— Start of Input records —
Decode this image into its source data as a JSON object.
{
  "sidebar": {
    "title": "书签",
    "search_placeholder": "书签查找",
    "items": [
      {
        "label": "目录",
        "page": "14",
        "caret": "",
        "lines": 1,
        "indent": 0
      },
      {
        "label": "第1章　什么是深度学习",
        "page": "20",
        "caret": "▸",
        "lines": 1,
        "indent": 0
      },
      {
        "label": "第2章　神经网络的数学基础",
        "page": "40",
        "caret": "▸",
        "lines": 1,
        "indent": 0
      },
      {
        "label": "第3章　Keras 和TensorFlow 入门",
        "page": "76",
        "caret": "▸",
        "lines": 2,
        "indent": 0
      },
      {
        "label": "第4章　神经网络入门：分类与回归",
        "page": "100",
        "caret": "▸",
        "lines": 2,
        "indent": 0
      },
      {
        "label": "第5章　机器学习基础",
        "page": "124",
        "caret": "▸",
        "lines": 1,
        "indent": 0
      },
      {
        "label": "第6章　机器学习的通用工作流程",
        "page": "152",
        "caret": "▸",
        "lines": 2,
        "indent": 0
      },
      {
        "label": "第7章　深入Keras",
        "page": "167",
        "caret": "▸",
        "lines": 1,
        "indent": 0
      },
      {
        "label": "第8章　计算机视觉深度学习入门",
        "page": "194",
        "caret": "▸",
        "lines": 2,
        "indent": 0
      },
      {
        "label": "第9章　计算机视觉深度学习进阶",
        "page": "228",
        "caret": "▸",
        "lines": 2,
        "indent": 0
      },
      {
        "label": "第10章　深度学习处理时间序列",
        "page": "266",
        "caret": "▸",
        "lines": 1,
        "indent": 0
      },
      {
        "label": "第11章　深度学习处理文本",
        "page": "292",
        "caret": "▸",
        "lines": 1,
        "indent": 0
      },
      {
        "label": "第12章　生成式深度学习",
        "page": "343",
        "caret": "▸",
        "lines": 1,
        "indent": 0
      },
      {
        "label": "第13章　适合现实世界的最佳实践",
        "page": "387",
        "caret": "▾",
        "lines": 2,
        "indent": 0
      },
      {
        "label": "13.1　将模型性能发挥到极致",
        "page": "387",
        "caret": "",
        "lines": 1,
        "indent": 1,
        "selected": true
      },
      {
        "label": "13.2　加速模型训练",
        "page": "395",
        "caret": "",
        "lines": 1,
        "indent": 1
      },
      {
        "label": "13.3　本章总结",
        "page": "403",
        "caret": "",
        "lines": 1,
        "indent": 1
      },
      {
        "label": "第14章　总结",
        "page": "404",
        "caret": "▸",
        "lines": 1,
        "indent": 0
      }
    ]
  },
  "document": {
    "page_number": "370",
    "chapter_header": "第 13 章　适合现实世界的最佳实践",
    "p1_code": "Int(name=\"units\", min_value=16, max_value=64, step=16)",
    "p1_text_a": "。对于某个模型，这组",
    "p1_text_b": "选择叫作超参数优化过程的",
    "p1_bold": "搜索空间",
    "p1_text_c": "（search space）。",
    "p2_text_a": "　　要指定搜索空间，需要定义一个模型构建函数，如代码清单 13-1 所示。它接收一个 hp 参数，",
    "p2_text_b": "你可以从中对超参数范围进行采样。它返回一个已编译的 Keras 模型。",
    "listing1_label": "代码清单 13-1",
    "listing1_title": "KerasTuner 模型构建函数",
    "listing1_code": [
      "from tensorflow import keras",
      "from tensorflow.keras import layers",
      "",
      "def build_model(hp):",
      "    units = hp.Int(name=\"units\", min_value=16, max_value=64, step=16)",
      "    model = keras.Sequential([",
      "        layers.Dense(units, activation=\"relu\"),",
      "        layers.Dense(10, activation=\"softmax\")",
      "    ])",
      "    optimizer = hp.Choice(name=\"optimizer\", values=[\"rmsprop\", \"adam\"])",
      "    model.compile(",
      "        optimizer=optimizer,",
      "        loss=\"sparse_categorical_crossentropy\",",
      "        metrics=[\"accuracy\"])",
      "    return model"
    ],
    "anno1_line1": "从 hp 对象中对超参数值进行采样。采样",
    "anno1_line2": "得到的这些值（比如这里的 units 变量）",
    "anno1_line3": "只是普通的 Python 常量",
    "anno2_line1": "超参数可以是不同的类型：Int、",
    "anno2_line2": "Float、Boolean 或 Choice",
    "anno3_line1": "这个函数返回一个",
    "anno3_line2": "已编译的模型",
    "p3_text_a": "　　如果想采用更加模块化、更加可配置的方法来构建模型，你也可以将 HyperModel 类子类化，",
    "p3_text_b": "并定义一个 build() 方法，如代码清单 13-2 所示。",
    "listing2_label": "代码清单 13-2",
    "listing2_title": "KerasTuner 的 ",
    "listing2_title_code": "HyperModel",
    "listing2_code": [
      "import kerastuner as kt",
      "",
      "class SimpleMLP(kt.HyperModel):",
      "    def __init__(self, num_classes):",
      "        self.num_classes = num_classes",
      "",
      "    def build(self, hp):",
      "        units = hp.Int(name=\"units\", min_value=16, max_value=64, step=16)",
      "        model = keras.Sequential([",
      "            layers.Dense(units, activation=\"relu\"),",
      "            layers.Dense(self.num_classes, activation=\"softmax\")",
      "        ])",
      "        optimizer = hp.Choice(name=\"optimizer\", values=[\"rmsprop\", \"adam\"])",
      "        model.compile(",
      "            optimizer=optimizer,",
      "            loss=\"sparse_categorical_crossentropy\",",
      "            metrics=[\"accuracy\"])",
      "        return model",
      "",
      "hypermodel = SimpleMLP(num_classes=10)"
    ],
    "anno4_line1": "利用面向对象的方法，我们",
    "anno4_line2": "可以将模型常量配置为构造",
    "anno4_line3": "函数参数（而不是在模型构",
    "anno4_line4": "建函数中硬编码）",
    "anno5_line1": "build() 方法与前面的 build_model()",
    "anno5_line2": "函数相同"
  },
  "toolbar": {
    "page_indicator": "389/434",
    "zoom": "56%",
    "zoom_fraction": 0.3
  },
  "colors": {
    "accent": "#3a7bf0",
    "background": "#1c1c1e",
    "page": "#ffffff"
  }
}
— End of Input records —
## Stated goal
Copy all the records above precisely.

## Exercise result
Decode this image into its source data as a JSON object.
{
  "sidebar": {
    "title": "书签",
    "search_placeholder": "书签查找",
    "items": [
      {
        "label": "目录",
        "page": "14",
        "caret": "",
        "lines": 1,
        "indent": 0
      },
      {
        "label": "第1章　什么是深度学习",
        "page": "20",
        "caret": "▸",
        "lines": 1,
        "indent": 0
      },
      {
        "label": "第2章　神经网络的数学基础",
        "page": "40",
        "caret": "▸",
        "lines": 1,
        "indent": 0
      },
      {
        "label": "第3章　Keras 和TensorFlow 入门",
        "page": "76",
        "caret": "▸",
        "lines": 2,
        "indent": 0
      },
      {
        "label": "第4章　神经网络入门：分类与回归",
        "page": "100",
        "caret": "▸",
        "lines": 2,
        "indent": 0
      },
      {
        "label": "第5章　机器学习基础",
        "page": "124",
        "caret": "▸",
        "lines": 1,
        "indent": 0
      },
      {
        "label": "第6章　机器学习的通用工作流程",
        "page": "152",
        "caret": "▸",
        "lines": 2,
        "indent": 0
      },
      {
        "label": "第7章　深入Keras",
        "page": "167",
        "caret": "▸",
        "lines": 1,
        "indent": 0
      },
      {
        "label": "第8章　计算机视觉深度学习入门",
        "page": "194",
        "caret": "▸",
        "lines": 2,
        "indent": 0
      },
      {
        "label": "第9章　计算机视觉深度学习进阶",
        "page": "228",
        "caret": "▸",
        "lines": 2,
        "indent": 0
      },
      {
        "label": "第10章　深度学习处理时间序列",
        "page": "266",
        "caret": "▸",
        "lines": 1,
        "indent": 0
      },
      {
        "label": "第11章　深度学习处理文本",
        "page": "292",
        "caret": "▸",
        "lines": 1,
        "indent": 0
      },
      {
        "label": "第12章　生成式深度学习",
        "page": "343",
        "caret": "▸",
        "lines": 1,
        "indent": 0
      },
      {
        "label": "第13章　适合现实世界的最佳实践",
        "page": "387",
        "caret": "▾",
        "lines": 2,
        "indent": 0
      },
      {
        "label": "13.1　将模型性能发挥到极致",
        "page": "387",
        "caret": "",
        "lines": 1,
        "indent": 1,
        "selected": true
      },
      {
        "label": "13.2　加速模型训练",
        "page": "395",
        "caret": "",
        "lines": 1,
        "indent": 1
      },
      {
        "label": "13.3　本章总结",
        "page": "403",
        "caret": "",
        "lines": 1,
        "indent": 1
      },
      {
        "label": "第14章　总结",
        "page": "404",
        "caret": "▸",
        "lines": 1,
        "indent": 0
      }
    ]
  },
  "document": {
    "page_number": "370",
    "chapter_header": "第 13 章　适合现实世界的最佳实践",
    "p1_code": "Int(name=\"units\", min_value=16, max_value=64, step=16)",
    "p1_text_a": "。对于某个模型，这组",
    "p1_text_b": "选择叫作超参数优化过程的",
    "p1_bold": "搜索空间",
    "p1_text_c": "（search space）。",
    "p2_text_a": "　　要指定搜索空间，需要定义一个模型构建函数，如代码清单 13-1 所示。它接收一个 hp 参数，",
    "p2_text_b": "你可以从中对超参数范围进行采样。它返回一个已编译的 Keras 模型。",
    "listing1_label": "代码清单 13-1",
    "listing1_title": "KerasTuner 模型构建函数",
    "listing1_code": [
      "from tensorflow import keras",
      "from tensorflow.keras import layers",
      "",
      "def build_model(hp):",
      "    units = hp.Int(name=\"units\", min_value=16, max_value=64, step=16)",
      "    model = keras.Sequential([",
      "        layers.Dense(units, activation=\"relu\"),",
      "        layers.Dense(10, activation=\"softmax\")",
      "    ])",
      "    optimizer = hp.Choice(name=\"optimizer\", values=[\"rmsprop\", \"adam\"])",
      "    model.compile(",
      "        optimizer=optimizer,",
      "        loss=\"sparse_categorical_crossentropy\",",
      "        metrics=[\"accuracy\"])",
      "    return model"
    ],
    "anno1_line1": "从 hp 对象中对超参数值进行采样。采样",
    "anno1_line2": "得到的这些值（比如这里的 units 变量）",
    "anno1_line3": "只是普通的 Python 常量",
    "anno2_line1": "超参数可以是不同的类型：Int、",
    "anno2_line2": "Float、Boolean 或 Choice",
    "anno3_line1": "这个函数返回一个",
    "anno3_line2": "已编译的模型",
    "p3_text_a": "　　如果想采用更加模块化、更加可配置的方法来构建模型，你也可以将 HyperModel 类子类化，",
    "p3_text_b": "并定义一个 build() 方法，如代码清单 13-2 所示。",
    "listing2_label": "代码清单 13-2",
    "listing2_title": "KerasTuner 的 ",
    "listing2_title_code": "HyperModel",
    "listing2_code": [
      "import kerastuner as kt",
      "",
      "class SimpleMLP(kt.HyperModel):",
      "    def __init__(self, num_classes):",
      "        self.num_classes = num_classes",
      "",
      "    def build(self, hp):",
      "        units = hp.Int(name=\"units\", min_value=16, max_value=64, step=16)",
      "        model = keras.Sequential([",
      "            layers.Dense(units, activation=\"relu\"),",
      "            layers.Dense(self.num_classes, activation=\"softmax\")",
      "        ])",
      "        optimizer = hp.Choice(name=\"optimizer\", values=[\"rmsprop\", \"adam\"])",
      "        model.compile(",
      "            optimizer=optimizer,",
      "            loss=\"sparse_categorical_crossentropy\",",
      "            metrics=[\"accuracy\"])",
      "        return model",
      "",
      "hypermodel = SimpleMLP(num_classes=10)"
    ],
    "anno4_line1": "利用面向对象的方法，我们",
    "anno4_line2": "可以将模型常量配置为构造",
    "anno4_line3": "函数参数（而不是在模型构",
    "anno4_line4": "建函数中硬编码）",
    "anno5_line1": "build() 方法与前面的 build_model()",
    "anno5_line2": "函数相同"
  },
  "toolbar": {
    "page_indicator": "389/434",
    "zoom": "56%",
    "zoom_fraction": 0.3
  },
  "colors": {
    "accent": "#3a7bf0",
    "background": "#1c1c1e",
    "page": "#ffffff"
  }
}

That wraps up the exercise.